EXERCISE TASK -> Copy out all the data, word for word.

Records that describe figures

[start]

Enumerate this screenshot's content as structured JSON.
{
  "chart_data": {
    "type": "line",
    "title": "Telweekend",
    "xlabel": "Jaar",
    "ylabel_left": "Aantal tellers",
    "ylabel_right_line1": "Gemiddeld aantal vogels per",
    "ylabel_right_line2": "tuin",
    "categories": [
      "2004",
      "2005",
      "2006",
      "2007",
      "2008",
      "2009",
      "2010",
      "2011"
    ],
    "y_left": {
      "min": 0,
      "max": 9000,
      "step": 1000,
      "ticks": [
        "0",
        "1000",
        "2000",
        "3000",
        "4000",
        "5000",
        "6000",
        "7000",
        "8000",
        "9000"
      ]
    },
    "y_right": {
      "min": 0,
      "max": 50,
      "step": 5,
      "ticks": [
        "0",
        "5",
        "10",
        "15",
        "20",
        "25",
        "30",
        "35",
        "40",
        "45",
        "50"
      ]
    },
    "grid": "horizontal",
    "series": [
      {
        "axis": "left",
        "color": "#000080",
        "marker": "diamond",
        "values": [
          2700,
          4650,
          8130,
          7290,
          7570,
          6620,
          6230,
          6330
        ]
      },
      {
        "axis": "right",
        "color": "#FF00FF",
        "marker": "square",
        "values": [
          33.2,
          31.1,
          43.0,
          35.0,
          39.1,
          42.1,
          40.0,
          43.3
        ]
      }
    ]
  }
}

[end]

FINISHED EXERCISE ->
Enumerate this screenshot's content as structured JSON.
{
  "chart_data": {
    "type": "line",
    "title": "Telweekend",
    "xlabel": "Jaar",
    "ylabel_left": "Aantal tellers",
    "ylabel_right_line1": "Gemiddeld aantal vogels per",
    "ylabel_right_line2": "tuin",
    "categories": [
      "2004",
      "2005",
      "2006",
      "2007",
      "2008",
      "2009",
      "2010",
      "2011"
    ],
    "y_left": {
      "min": 0,
      "max": 9000,
      "step": 1000,
      "ticks": [
        "0",
        "1000",
        "2000",
        "3000",
        "4000",
        "5000",
        "6000",
        "7000",
        "8000",
        "9000"
      ]
    },
    "y_right": {
      "min": 0,
      "max": 50,
      "step": 5,
      "ticks": [
        "0",
        "5",
        "10",
        "15",
        "20",
        "25",
        "30",
        "35",
        "40",
        "45",
        "50"
      ]
    },
    "grid": "horizontal",
    "series": [
      {
        "axis": "left",
        "color": "#000080",
        "marker": "diamond",
        "values": [
          2700,
          4650,
          8130,
          7290,
          7570,
          6620,
          6230,
          6330
        ]
      },
      {
        "axis": "right",
        "color": "#FF00FF",
        "marker": "square",
        "values": [
          33.2,
          31.1,
          43.0,
          35.0,
          39.1,
          42.1,
          40.0,
          43.3
        ]
      }
    ]
  }
}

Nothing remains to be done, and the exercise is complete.